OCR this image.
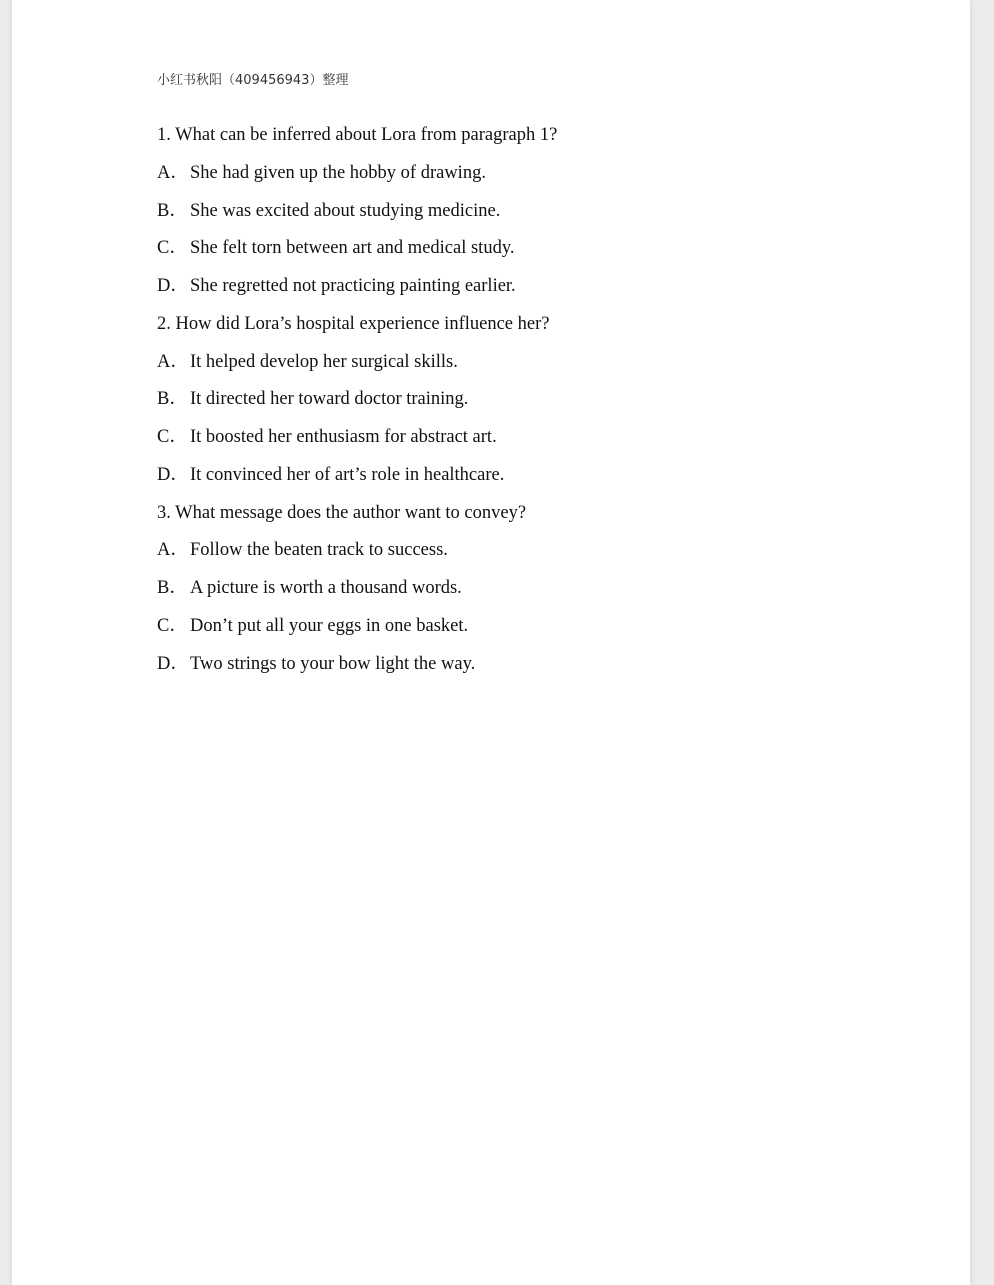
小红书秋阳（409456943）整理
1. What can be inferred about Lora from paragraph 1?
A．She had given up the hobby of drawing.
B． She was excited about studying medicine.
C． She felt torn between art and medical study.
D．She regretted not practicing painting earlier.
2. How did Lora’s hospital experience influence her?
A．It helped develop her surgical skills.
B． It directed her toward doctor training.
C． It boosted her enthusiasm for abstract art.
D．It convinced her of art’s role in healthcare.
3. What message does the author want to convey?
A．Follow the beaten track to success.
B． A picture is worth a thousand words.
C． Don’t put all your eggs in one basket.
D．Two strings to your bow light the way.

-----

Stated task. Copy every line in the records above that contains the word "What".

Completed task.
1. What can be inferred about Lora from paragraph 1?
3. What message does the author want to convey?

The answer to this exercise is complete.